_Set exercise_:
Set down the material below word for word, excluding the pictures.
## begin
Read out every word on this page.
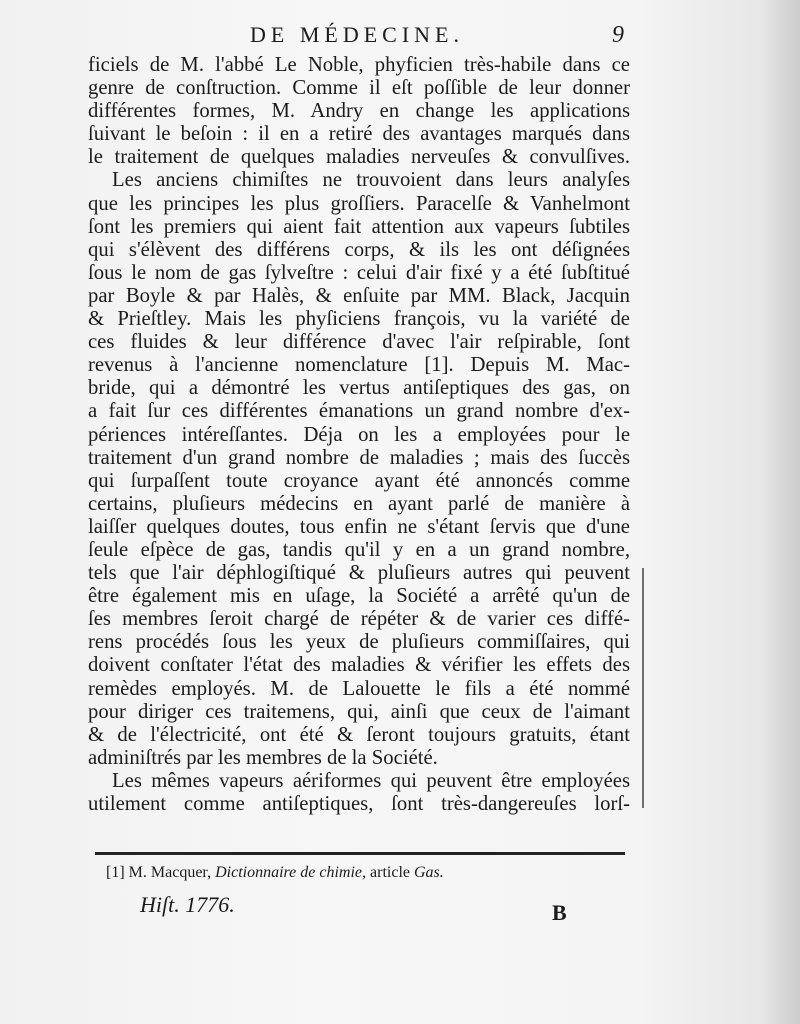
DE MÉDECINE.	9
ficiels de M. l'abbé Le Noble, phyficien très-habile dans ce
genre de conſtruction. Comme il eſt poſſible de leur donner
différentes formes, M. Andry en change les applications
ſuivant le beſoin : il en a retiré des avantages marqués dans
le traitement de quelques maladies nerveuſes & convulſives.
Les anciens chimiſtes ne trouvoient dans leurs analyſes
que les principes les plus groſſiers. Paracelſe & Vanhelmont
ſont les premiers qui aient fait attention aux vapeurs ſubtiles
qui s'élèvent des différens corps, & ils les ont déſignées
ſous le nom de gas ſylveſtre : celui d'air fixé y a été ſubſtitué
par Boyle & par Halès, & enſuite par MM. Black, Jacquin
& Prieſtley. Mais les phyſiciens françois, vu la variété de
ces fluides & leur différence d'avec l'air reſpirable, ſont
revenus à l'ancienne nomenclature [1]. Depuis M. Mac-
bride, qui a démontré les vertus antiſeptiques des gas, on
a fait ſur ces différentes émanations un grand nombre d'ex-
périences intéreſſantes. Déja on les a employées pour le
traitement d'un grand nombre de maladies ; mais des ſuccès
qui ſurpaſſent toute croyance ayant été annoncés comme
certains, pluſieurs médecins en ayant parlé de manière à
laiſſer quelques doutes, tous enfin ne s'étant ſervis que d'une
ſeule eſpèce de gas, tandis qu'il y en a un grand nombre,
tels que l'air déphlogiſtiqué & pluſieurs autres qui peuvent
être également mis en uſage, la Société a arrêté qu'un de
ſes membres ſeroit chargé de répéter & de varier ces diffé-
rens procédés ſous les yeux de pluſieurs commiſſaires, qui
doivent conſtater l'état des maladies & vérifier les effets des
remèdes employés. M. de Lalouette le fils a été nommé
pour diriger ces traitemens, qui, ainſi que ceux de l'aimant
& de l'électricité, ont été & ſeront toujours gratuits, étant
adminiſtrés par les membres de la Société.
Les mêmes vapeurs aériformes qui peuvent être employées
utilement comme antiſeptiques, ſont très-dangereuſes lorſ-
[1] M. Macquer, Dictionnaire de chimie, article Gas.
Hiſt. 1776.	B
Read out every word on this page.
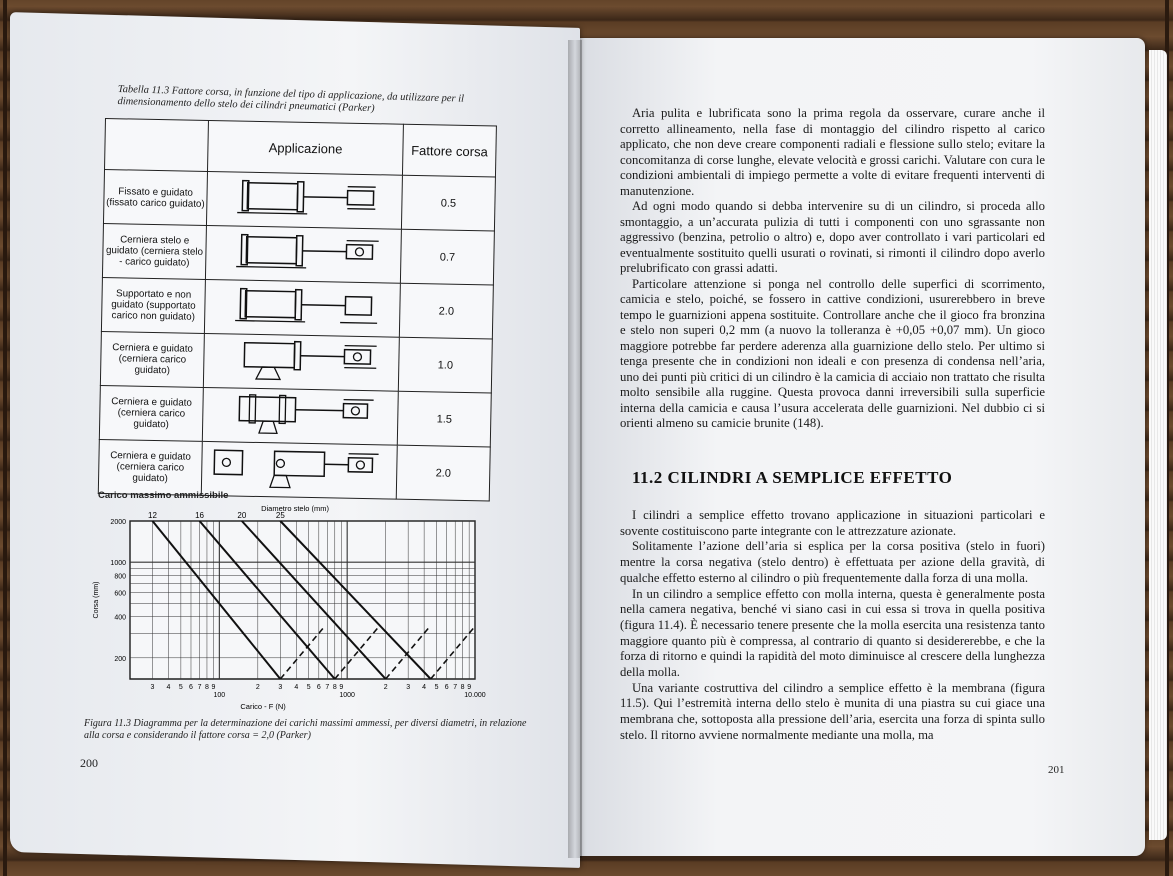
Tabella 11.3 Fattore corsa, in funzione del tipo di applicazione, da utilizzare per il dimensionamento dello stelo dei cilindri pneumatici (Parker)
	Applicazione	Fattore corsa
Fissato e guidato (fissato carico guidato)		0.5
Cerniera stelo e guidato (cerniera stelo - carico guidato)		0.7
Supportato e non guidato (supportato carico non guidato)		2.0
Cerniera e guidato (cerniera carico guidato)		1.0
Cerniera e guidato (cerniera carico guidato)		1.5
Cerniera e guidato (cerniera carico guidato)		2.0
Carico massimo ammissibile
12	16	20	25
Diametro stelo (mm)
2000
1000
800
600
400
200
Corsa (mm)
3 4 5 6 7 8 9
100
2	3 4 5 6 7 8 9
1000
2	3 4 5 6 7 8 9
10.000
Carico - F (N)
Figura 11.3 Diagramma per la determinazione dei carichi massimi ammessi, per diversi diametri, in relazione alla corsa e considerando il fattore corsa = 2,0 (Parker)
200

Aria pulita e lubrificata sono la prima regola da osservare, curare anche il corretto allineamento, nella fase di montaggio del cilindro rispetto al carico applicato, che non deve creare componenti radiali e flessione sullo stelo; evitare la concomitanza di corse lunghe, elevate velocità e grossi carichi. Valutare con cura le condizioni ambientali di impiego permette a volte di evitare frequenti interventi di manutenzione.

Ad ogni modo quando si debba intervenire su di un cilindro, si proceda allo smontaggio, a un’accurata pulizia di tutti i componenti con uno sgrassante non aggressivo (benzina, petrolio o altro) e, dopo aver controllato i vari particolari ed eventualmente sostituito quelli usurati o rovinati, si rimonti il cilindro dopo averlo prelubrificato con grassi adatti.

Particolare attenzione si ponga nel controllo delle superfici di scorrimento, camicia e stelo, poiché, se fossero in cattive condizioni, usurerebbero in breve tempo le guarnizioni appena sostituite. Controllare anche che il gioco fra bronzina e stelo non superi 0,2 mm (a nuovo la tolleranza è +0,05 +0,07 mm). Un gioco maggiore potrebbe far perdere aderenza alla guarnizione dello stelo. Per ultimo si tenga presente che in condizioni non ideali e con presenza di condensa nell’aria, uno dei punti più critici di un cilindro è la camicia di acciaio non trattato che risulta molto sensibile alla ruggine. Questa provoca danni irreversibili sulla superficie interna della camicia e causa l’usura accelerata delle guarnizioni. Nel dubbio ci si orienti almeno su camicie brunite (148).

11.2 CILINDRI A SEMPLICE EFFETTO

I cilindri a semplice effetto trovano applicazione in situazioni particolari e sovente costituiscono parte integrante con le attrezzature azionate.

Solitamente l’azione dell’aria si esplica per la corsa positiva (stelo in fuori) mentre la corsa negativa (stelo dentro) è effettuata per azione della gravità, di qualche effetto esterno al cilindro o più frequentemente dalla forza di una molla.

In un cilindro a semplice effetto con molla interna, questa è generalmente posta nella camera negativa, benché vi siano casi in cui essa si trova in quella positiva (figura 11.4). È necessario tenere presente che la molla esercita una resistenza tanto maggiore quanto più è compressa, al contrario di quanto si desidererebbe, e che la forza di ritorno e quindi la rapidità del moto diminuisce al crescere della lunghezza della molla.

Una variante costruttiva del cilindro a semplice effetto è la membrana (figura 11.5). Qui l’estremità interna dello stelo è munita di una piastra su cui giace una membrana che, sottoposta alla pressione dell’aria, esercita una forza di spinta sullo stelo. Il ritorno avviene normalmente mediante una molla, ma

201
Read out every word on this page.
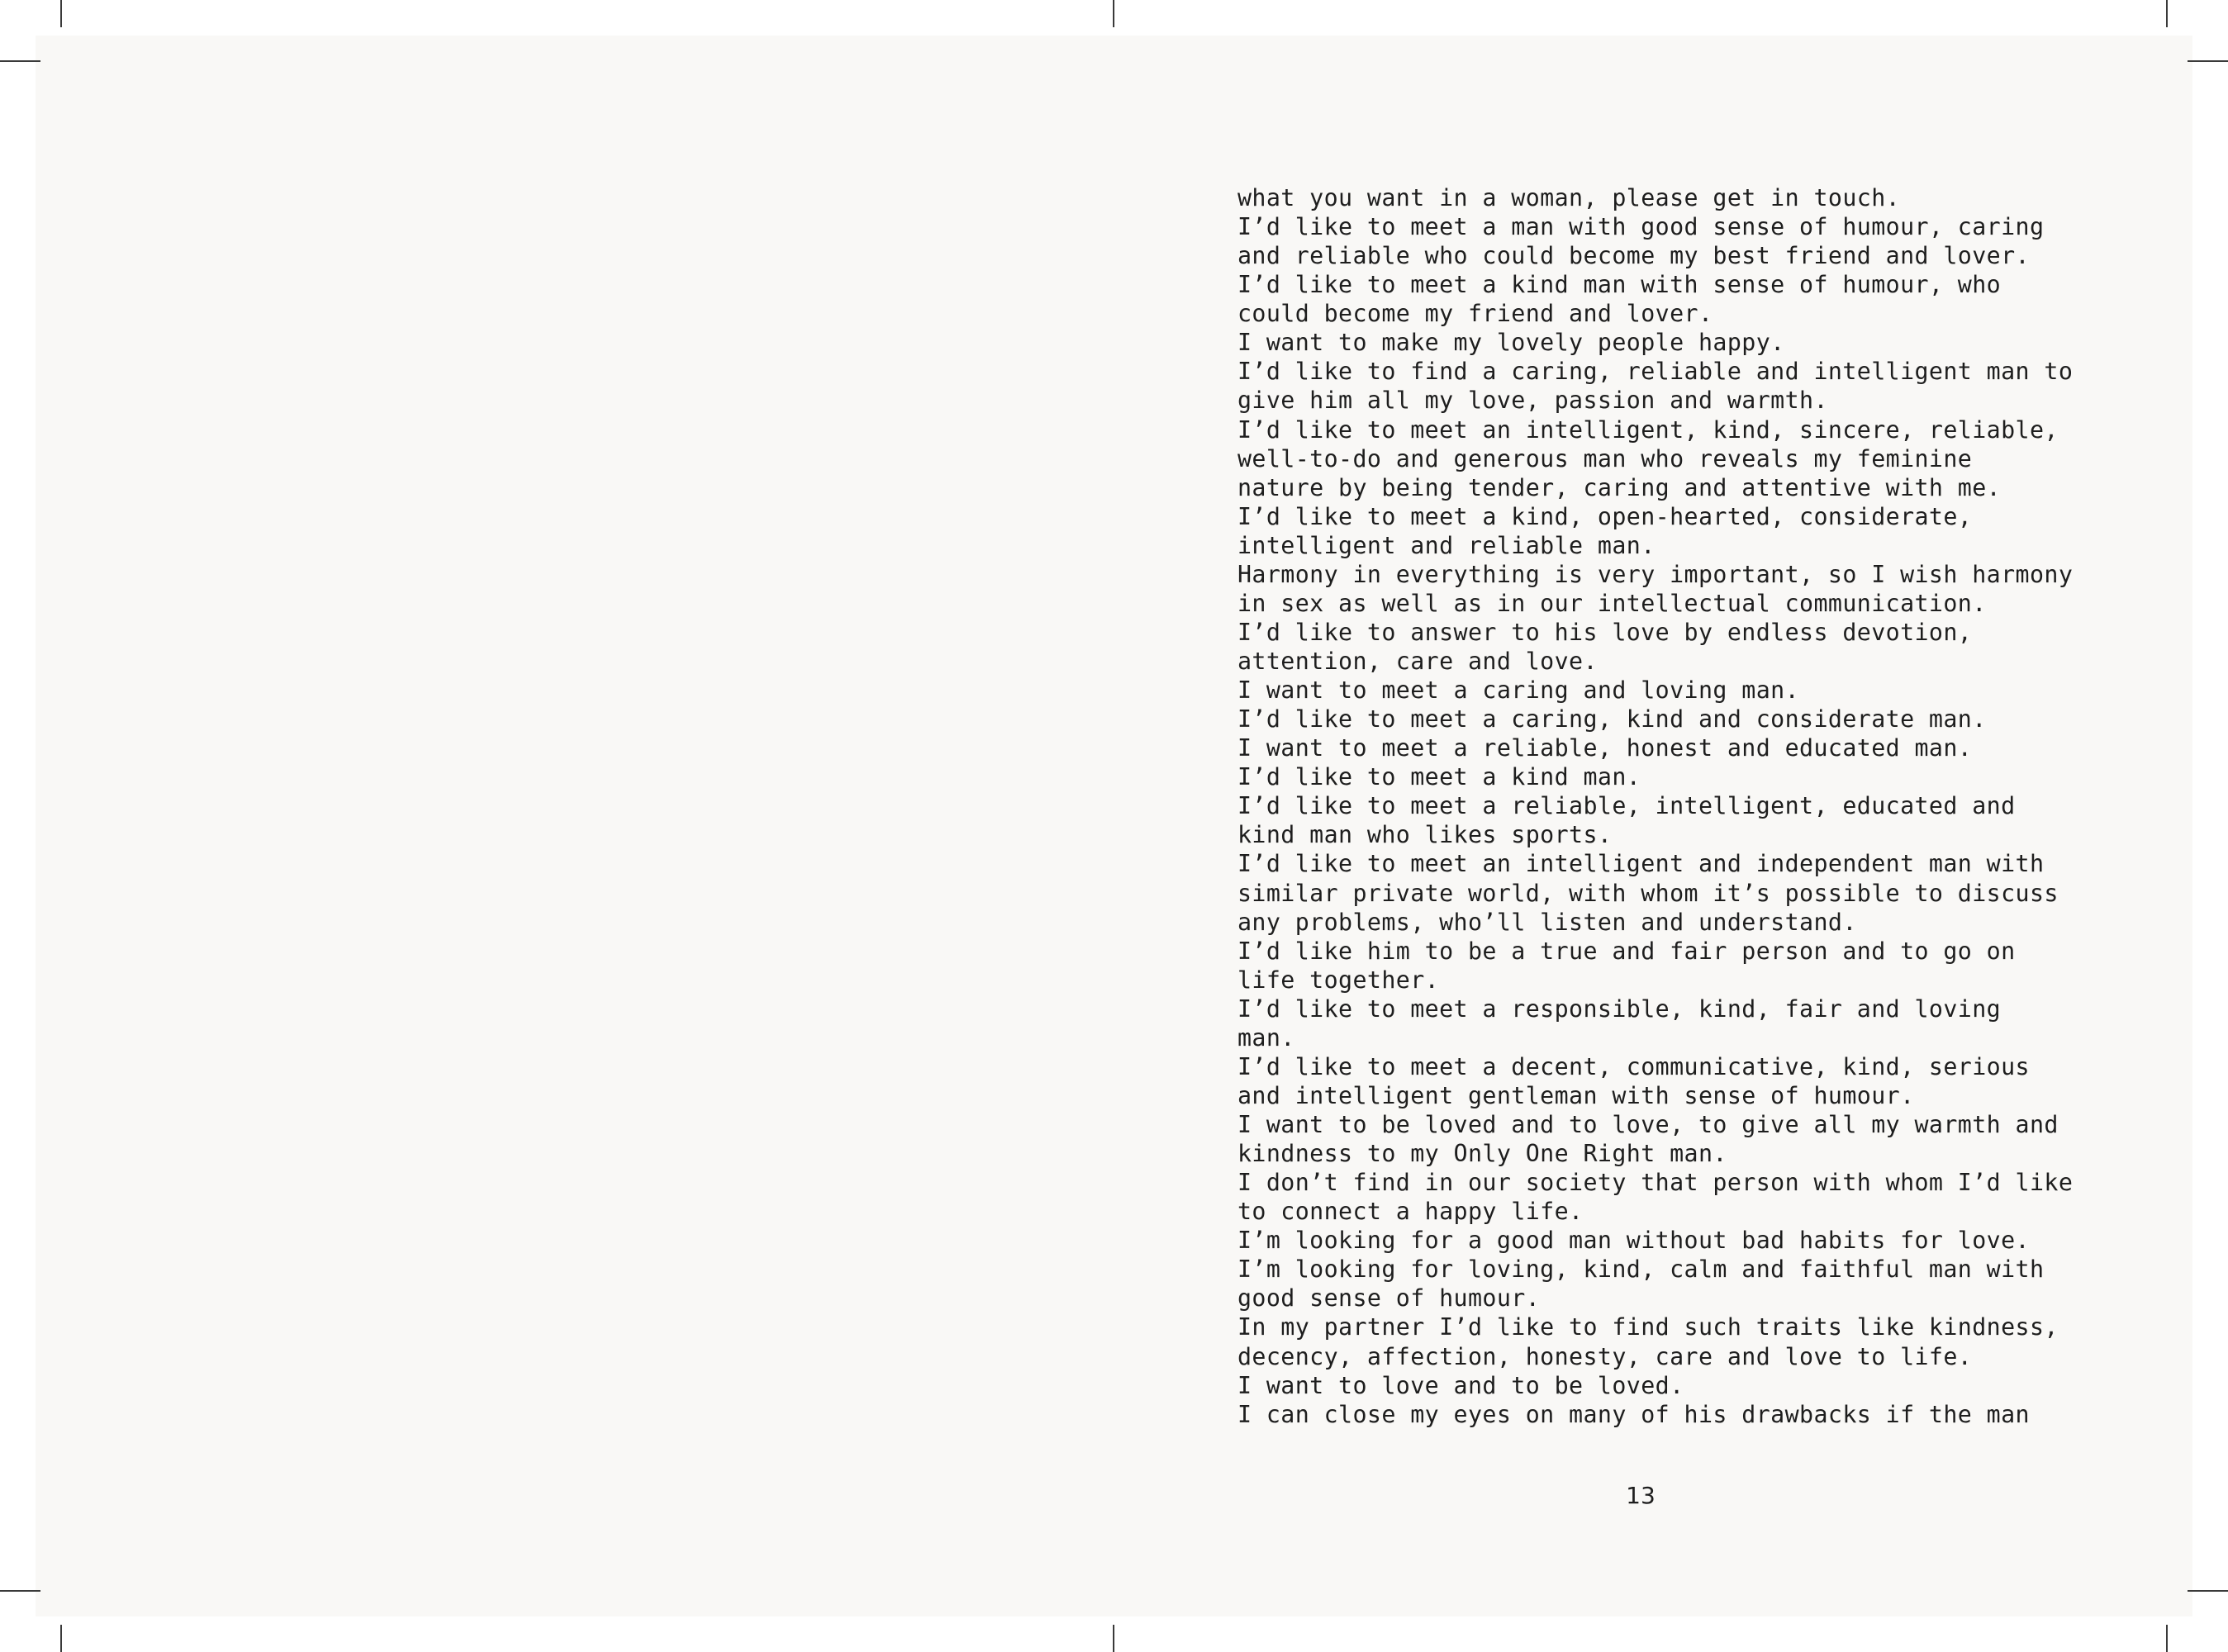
what you want in a woman, please get in touch.
I’d like to meet a man with good sense of humour, caring
and reliable who could become my best friend and lover.
I’d like to meet a kind man with sense of humour, who
could become my friend and lover.
I want to make my lovely people happy.
I’d like to find a caring, reliable and intelligent man to
give him all my love, passion and warmth.
I’d like to meet an intelligent, kind, sincere, reliable,
well-to-do and generous man who reveals my feminine
nature by being tender, caring and attentive with me.
I’d like to meet a kind, open-hearted, considerate,
intelligent and reliable man.
Harmony in everything is very important, so I wish harmony
in sex as well as in our intellectual communication.
I’d like to answer to his love by endless devotion,
attention, care and love.
I want to meet a caring and loving man.
I’d like to meet a caring, kind and considerate man.
I want to meet a reliable, honest and educated man.
I’d like to meet a kind man.
I’d like to meet a reliable, intelligent, educated and
kind man who likes sports.
I’d like to meet an intelligent and independent man with
similar private world, with whom it’s possible to discuss
any problems, who’ll listen and understand.
I’d like him to be a true and fair person and to go on
life together.
I’d like to meet a responsible, kind, fair and loving
man.
I’d like to meet a decent, communicative, kind, serious
and intelligent gentleman with sense of humour.
I want to be loved and to love, to give all my warmth and
kindness to my Only One Right man.
I don’t find in our society that person with whom I’d like
to connect a happy life.
I’m looking for a good man without bad habits for love.
I’m looking for loving, kind, calm and faithful man with
good sense of humour.
In my partner I’d like to find such traits like kindness,
decency, affection, honesty, care and love to life.
I want to love and to be loved.
I can close my eyes on many of his drawbacks if the man
13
## end
_Correct answer_:
Read out every word on this page.
DE MÉDECINE.	9
ficiels de M. l'abbé Le Noble, phyficien très-habile dans ce
genre de conſtruction. Comme il eſt poſſible de leur donner
différentes formes, M. Andry en change les applications
ſuivant le beſoin : il en a retiré des avantages marqués dans
le traitement de quelques maladies nerveuſes & convulſives.
Les anciens chimiſtes ne trouvoient dans leurs analyſes
que les principes les plus groſſiers. Paracelſe & Vanhelmont
ſont les premiers qui aient fait attention aux vapeurs ſubtiles
qui s'élèvent des différens corps, & ils les ont déſignées
ſous le nom de gas ſylveſtre : celui d'air fixé y a été ſubſtitué
par Boyle & par Halès, & enſuite par MM. Black, Jacquin
& Prieſtley. Mais les phyſiciens françois, vu la variété de
ces fluides & leur différence d'avec l'air reſpirable, ſont
revenus à l'ancienne nomenclature [1]. Depuis M. Mac-
bride, qui a démontré les vertus antiſeptiques des gas, on
a fait ſur ces différentes émanations un grand nombre d'ex-
périences intéreſſantes. Déja on les a employées pour le
traitement d'un grand nombre de maladies ; mais des ſuccès
qui ſurpaſſent toute croyance ayant été annoncés comme
certains, pluſieurs médecins en ayant parlé de manière à
laiſſer quelques doutes, tous enfin ne s'étant ſervis que d'une
ſeule eſpèce de gas, tandis qu'il y en a un grand nombre,
tels que l'air déphlogiſtiqué & pluſieurs autres qui peuvent
être également mis en uſage, la Société a arrêté qu'un de
ſes membres ſeroit chargé de répéter & de varier ces diffé-
rens procédés ſous les yeux de pluſieurs commiſſaires, qui
doivent conſtater l'état des maladies & vérifier les effets des
remèdes employés. M. de Lalouette le fils a été nommé
pour diriger ces traitemens, qui, ainſi que ceux de l'aimant
& de l'électricité, ont été & ſeront toujours gratuits, étant
adminiſtrés par les membres de la Société.
Les mêmes vapeurs aériformes qui peuvent être employées
utilement comme antiſeptiques, ſont très-dangereuſes lorſ-
[1] M. Macquer, Dictionnaire de chimie, article Gas.
Hiſt. 1776.	B
Read out every word on this page.
Tabella 11.3 Fattore corsa, in funzione del tipo di applicazione, da utilizzare per il dimensionamento dello stelo dei cilindri pneumatici (Parker)
	Applicazione	Fattore corsa
Fissato e guidato (fissato carico guidato)		0.5
Cerniera stelo e guidato (cerniera stelo - carico guidato)		0.7
Supportato e non guidato (supportato carico non guidato)		2.0
Cerniera e guidato (cerniera carico guidato)		1.0
Cerniera e guidato (cerniera carico guidato)		1.5
Cerniera e guidato (cerniera carico guidato)		2.0
Carico massimo ammissibile
12	16	20	25
Diametro stelo (mm)
2000
1000
800
600
400
200
Corsa (mm)
3 4 5 6 7 8 9
100
2	3 4 5 6 7 8 9
1000
2	3 4 5 6 7 8 9
10.000
Carico - F (N)
Figura 11.3 Diagramma per la determinazione dei carichi massimi ammessi, per diversi diametri, in relazione alla corsa e considerando il fattore corsa = 2,0 (Parker)
200

Aria pulita e lubrificata sono la prima regola da osservare, curare anche il corretto allineamento, nella fase di montaggio del cilindro rispetto al carico applicato, che non deve creare componenti radiali e flessione sullo stelo; evitare la concomitanza di corse lunghe, elevate velocità e grossi carichi. Valutare con cura le condizioni ambientali di impiego permette a volte di evitare frequenti interventi di manutenzione.

Ad ogni modo quando si debba intervenire su di un cilindro, si proceda allo smontaggio, a un’accurata pulizia di tutti i componenti con uno sgrassante non aggressivo (benzina, petrolio o altro) e, dopo aver controllato i vari particolari ed eventualmente sostituito quelli usurati o rovinati, si rimonti il cilindro dopo averlo prelubrificato con grassi adatti.

Particolare attenzione si ponga nel controllo delle superfici di scorrimento, camicia e stelo, poiché, se fossero in cattive condizioni, usurerebbero in breve tempo le guarnizioni appena sostituite. Controllare anche che il gioco fra bronzina e stelo non superi 0,2 mm (a nuovo la tolleranza è +0,05 +0,07 mm). Un gioco maggiore potrebbe far perdere aderenza alla guarnizione dello stelo. Per ultimo si tenga presente che in condizioni non ideali e con presenza di condensa nell’aria, uno dei punti più critici di un cilindro è la camicia di acciaio non trattato che risulta molto sensibile alla ruggine. Questa provoca danni irreversibili sulla superficie interna della camicia e causa l’usura accelerata delle guarnizioni. Nel dubbio ci si orienti almeno su camicie brunite (148).

11.2 CILINDRI A SEMPLICE EFFETTO

I cilindri a semplice effetto trovano applicazione in situazioni particolari e sovente costituiscono parte integrante con le attrezzature azionate.

Solitamente l’azione dell’aria si esplica per la corsa positiva (stelo in fuori) mentre la corsa negativa (stelo dentro) è effettuata per azione della gravità, di qualche effetto esterno al cilindro o più frequentemente dalla forza di una molla.

In un cilindro a semplice effetto con molla interna, questa è generalmente posta nella camera negativa, benché vi siano casi in cui essa si trova in quella positiva (figura 11.4). È necessario tenere presente che la molla esercita una resistenza tanto maggiore quanto più è compressa, al contrario di quanto si desidererebbe, e che la forza di ritorno e quindi la rapidità del moto diminuisce al crescere della lunghezza della molla.

Una variante costruttiva del cilindro a semplice effetto è la membrana (figura 11.5). Qui l’estremità interna dello stelo è munita di una piastra su cui giace una membrana che, sottoposta alla pressione dell’aria, esercita una forza di spinta sullo stelo. Il ritorno avviene normalmente mediante una molla, ma

201
Read out every word on this page.
what you want in a woman, please get in touch.
I’d like to meet a man with good sense of humour, caring
and reliable who could become my best friend and lover.
I’d like to meet a kind man with sense of humour, who
could become my friend and lover.
I want to make my lovely people happy.
I’d like to find a caring, reliable and intelligent man to
give him all my love, passion and warmth.
I’d like to meet an intelligent, kind, sincere, reliable,
well-to-do and generous man who reveals my feminine
nature by being tender, caring and attentive with me.
I’d like to meet a kind, open-hearted, considerate,
intelligent and reliable man.
Harmony in everything is very important, so I wish harmony
in sex as well as in our intellectual communication.
I’d like to answer to his love by endless devotion,
attention, care and love.
I want to meet a caring and loving man.
I’d like to meet a caring, kind and considerate man.
I want to meet a reliable, honest and educated man.
I’d like to meet a kind man.
I’d like to meet a reliable, intelligent, educated and
kind man who likes sports.
I’d like to meet an intelligent and independent man with
similar private world, with whom it’s possible to discuss
any problems, who’ll listen and understand.
I’d like him to be a true and fair person and to go on
life together.
I’d like to meet a responsible, kind, fair and loving
man.
I’d like to meet a decent, communicative, kind, serious
and intelligent gentleman with sense of humour.
I want to be loved and to love, to give all my warmth and
kindness to my Only One Right man.
I don’t find in our society that person with whom I’d like
to connect a happy life.
I’m looking for a good man without bad habits for love.
I’m looking for loving, kind, calm and faithful man with
good sense of humour.
In my partner I’d like to find such traits like kindness,
decency, affection, honesty, care and love to life.
I want to love and to be loved.
I can close my eyes on many of his drawbacks if the man
13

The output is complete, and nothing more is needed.